TASKS.
1) Decide whether each statement agrees with the Novo Selo text. Answer yes or no for each and quote the words from the text that settle it.
(a) Burial in the Lizard Hill necropolis began in 100 A.D.
(b) The Jane Sandanski House of Culture has operated for thirty years.
(c) The St. George's Day Meetings are held every year on May 6.
2) According to the Novo Selo text, what does the local name "Goosharova Chookarka" mean?
3) Reproduce everything in the Novo Selo text from "The Municipality of Novo Selo hosts" down to "literature, and education.".

TEXT SECTION.
--------------------

Southeast of the settlement is the location of Gradishte. On the top of a hill, that has steep and inaccessible cliffs, lies the remains of a “castrum,” a defensive fort to provide protection to the citizens in case of danger. Remains of the foundation reveal the massive fortification of the structure.

A necropolis is positioned on the first hill from the southeast. It is known by the local citizens as “Goosharova Chookarka”, which means “Lizard Hill”. Stone crowns mark the graves on the surface of the earth. Burial in this necropolis started in 100 A.D. and lasted until the end of the 300 A.D. Fifty meters west of the Lizard Hill necropolis, there is the remains of another necropolis with different burial rituals, named Spasov’s Hill. The graves here were dug in the rock and the same rock was used to entomb the sites with a stone plate. This place was used as a necropolis starting in the 4th century.

===Jane Sandanski House of Culture===

The Municipality of Novo Selo hosts a cultural institution called the Jane Sandanski House of Culture. The House of Culture has operated for twenty years and provides the community with cultural activities, along with presentations, in the areas of painting, drama, theatre and music, literature, and education.

==Festivals==
===St. George's Day Meetings===
The St. George's Day Meetings have a tradition lasting several years, and they take place every year on May 5, one day before the great Christian festival St. George's Day, when most of the settlements from the Municipality of Novo Selo have village family feasts.

There is also a parade of national costumes and folk-dancing group competition on this day. After the parade, the folk-dancing groups, having their own repertoire, perform in front of an audience. Ensembles from the all over North Macedonia attend these Meetings, and in the past few years, they have become international since groups from the neighboring countries attend place as well.

--------------------

DATA RECORDS.

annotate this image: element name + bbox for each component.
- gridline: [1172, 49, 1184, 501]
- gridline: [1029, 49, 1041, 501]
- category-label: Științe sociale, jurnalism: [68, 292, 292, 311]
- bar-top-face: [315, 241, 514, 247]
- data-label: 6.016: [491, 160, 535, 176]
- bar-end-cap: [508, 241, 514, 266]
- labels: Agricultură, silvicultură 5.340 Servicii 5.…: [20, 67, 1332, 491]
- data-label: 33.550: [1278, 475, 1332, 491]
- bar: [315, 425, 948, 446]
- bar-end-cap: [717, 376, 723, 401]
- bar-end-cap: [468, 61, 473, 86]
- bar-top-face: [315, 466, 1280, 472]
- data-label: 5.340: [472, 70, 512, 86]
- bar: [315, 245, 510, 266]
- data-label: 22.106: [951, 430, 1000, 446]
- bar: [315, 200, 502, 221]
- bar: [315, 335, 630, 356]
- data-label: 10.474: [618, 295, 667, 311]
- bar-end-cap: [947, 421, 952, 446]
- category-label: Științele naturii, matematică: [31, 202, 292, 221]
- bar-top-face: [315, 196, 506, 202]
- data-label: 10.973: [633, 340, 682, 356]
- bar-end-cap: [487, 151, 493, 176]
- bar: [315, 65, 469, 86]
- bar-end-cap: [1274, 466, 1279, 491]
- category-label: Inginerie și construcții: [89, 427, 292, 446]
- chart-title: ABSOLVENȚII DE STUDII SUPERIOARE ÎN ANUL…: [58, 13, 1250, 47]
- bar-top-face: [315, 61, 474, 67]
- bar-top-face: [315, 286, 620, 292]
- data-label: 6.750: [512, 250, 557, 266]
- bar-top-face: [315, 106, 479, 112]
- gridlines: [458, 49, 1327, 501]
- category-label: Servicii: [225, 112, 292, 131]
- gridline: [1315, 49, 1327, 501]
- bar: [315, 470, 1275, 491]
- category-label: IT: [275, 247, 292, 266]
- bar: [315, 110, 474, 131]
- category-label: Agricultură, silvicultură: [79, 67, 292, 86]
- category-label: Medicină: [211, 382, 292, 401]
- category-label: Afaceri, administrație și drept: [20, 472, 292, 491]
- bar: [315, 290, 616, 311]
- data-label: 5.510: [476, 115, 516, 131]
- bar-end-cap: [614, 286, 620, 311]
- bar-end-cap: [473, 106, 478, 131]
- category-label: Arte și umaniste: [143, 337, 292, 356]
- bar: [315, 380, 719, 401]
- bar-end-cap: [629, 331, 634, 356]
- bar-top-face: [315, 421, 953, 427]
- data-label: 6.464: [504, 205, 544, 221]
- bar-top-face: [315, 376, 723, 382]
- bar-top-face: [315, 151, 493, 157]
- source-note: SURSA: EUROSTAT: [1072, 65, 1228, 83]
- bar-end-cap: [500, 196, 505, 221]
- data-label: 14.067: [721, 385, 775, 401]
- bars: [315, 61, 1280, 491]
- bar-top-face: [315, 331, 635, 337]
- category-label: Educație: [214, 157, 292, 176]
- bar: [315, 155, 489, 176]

--------------------

ACTIVITY ANSWERS.
1)
(a) Yes: "Burial in this necropolis started in 100 A.D."
(b) No: "The House of Culture has operated for twenty years"
(c) No: "they take place every year on May 5"

2) It means "Lizard Hill."

3)
The Municipality of Novo Selo hosts a cultural institution called the Jane Sandanski House of Culture. The House of Culture has operated for twenty years and provides the community with cultural activities, along with presentations, in the areas of painting, drama, theatre and music, literature, and education.